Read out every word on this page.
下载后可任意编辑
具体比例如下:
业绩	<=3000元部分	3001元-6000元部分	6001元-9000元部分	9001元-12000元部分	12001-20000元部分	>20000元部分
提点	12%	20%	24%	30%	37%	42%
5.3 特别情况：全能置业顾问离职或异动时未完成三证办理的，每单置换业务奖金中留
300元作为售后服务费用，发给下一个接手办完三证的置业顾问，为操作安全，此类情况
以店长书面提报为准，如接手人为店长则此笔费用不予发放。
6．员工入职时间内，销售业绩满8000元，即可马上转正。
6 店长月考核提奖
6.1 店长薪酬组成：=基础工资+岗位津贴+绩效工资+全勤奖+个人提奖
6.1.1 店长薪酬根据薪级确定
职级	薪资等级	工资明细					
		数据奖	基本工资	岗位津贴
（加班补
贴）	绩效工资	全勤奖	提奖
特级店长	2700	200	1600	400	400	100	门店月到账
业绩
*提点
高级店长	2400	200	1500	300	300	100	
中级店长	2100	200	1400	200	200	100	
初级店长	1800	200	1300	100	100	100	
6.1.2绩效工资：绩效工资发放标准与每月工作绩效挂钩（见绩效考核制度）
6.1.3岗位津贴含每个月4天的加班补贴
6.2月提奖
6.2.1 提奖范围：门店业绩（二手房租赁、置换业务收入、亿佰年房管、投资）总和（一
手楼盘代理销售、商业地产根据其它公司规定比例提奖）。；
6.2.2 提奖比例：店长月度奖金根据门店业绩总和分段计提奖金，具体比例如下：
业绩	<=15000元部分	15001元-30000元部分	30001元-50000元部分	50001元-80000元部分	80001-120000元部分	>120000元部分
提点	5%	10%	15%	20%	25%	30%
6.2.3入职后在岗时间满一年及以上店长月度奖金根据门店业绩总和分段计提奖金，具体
|---|
**TASK INSTRUCTIONS**
Retype all of the data shown above, word for word.

**WRITTEN SOLUTION**
Read out every word on this page.
下载后可任意编辑
具体比例如下:
业绩	<=3000元部分	3001元-6000元部分	6001元-9000元部分	9001元-12000元部分	12001-20000元部分	>20000元部分
提点	12%	20%	24%	30%	37%	42%
5.3 特别情况：全能置业顾问离职或异动时未完成三证办理的，每单置换业务奖金中留
300元作为售后服务费用，发给下一个接手办完三证的置业顾问，为操作安全，此类情况
以店长书面提报为准，如接手人为店长则此笔费用不予发放。
6．员工入职时间内，销售业绩满8000元，即可马上转正。
6 店长月考核提奖
6.1 店长薪酬组成：=基础工资+岗位津贴+绩效工资+全勤奖+个人提奖
6.1.1 店长薪酬根据薪级确定
职级	薪资等级	工资明细					
		数据奖	基本工资	岗位津贴
（加班补
贴）	绩效工资	全勤奖	提奖
特级店长	2700	200	1600	400	400	100	门店月到账
业绩
*提点
高级店长	2400	200	1500	300	300	100	
中级店长	2100	200	1400	200	200	100	
初级店长	1800	200	1300	100	100	100	
6.1.2绩效工资：绩效工资发放标准与每月工作绩效挂钩（见绩效考核制度）
6.1.3岗位津贴含每个月4天的加班补贴
6.2月提奖
6.2.1 提奖范围：门店业绩（二手房租赁、置换业务收入、亿佰年房管、投资）总和（一
手楼盘代理销售、商业地产根据其它公司规定比例提奖）。；
6.2.2 提奖比例：店长月度奖金根据门店业绩总和分段计提奖金，具体比例如下：
业绩	<=15000元部分	15001元-30000元部分	30001元-50000元部分	50001元-80000元部分	80001-120000元部分	>120000元部分
提点	5%	10%	15%	20%	25%	30%
6.2.3入职后在岗时间满一年及以上店长月度奖金根据门店业绩总和分段计提奖金，具体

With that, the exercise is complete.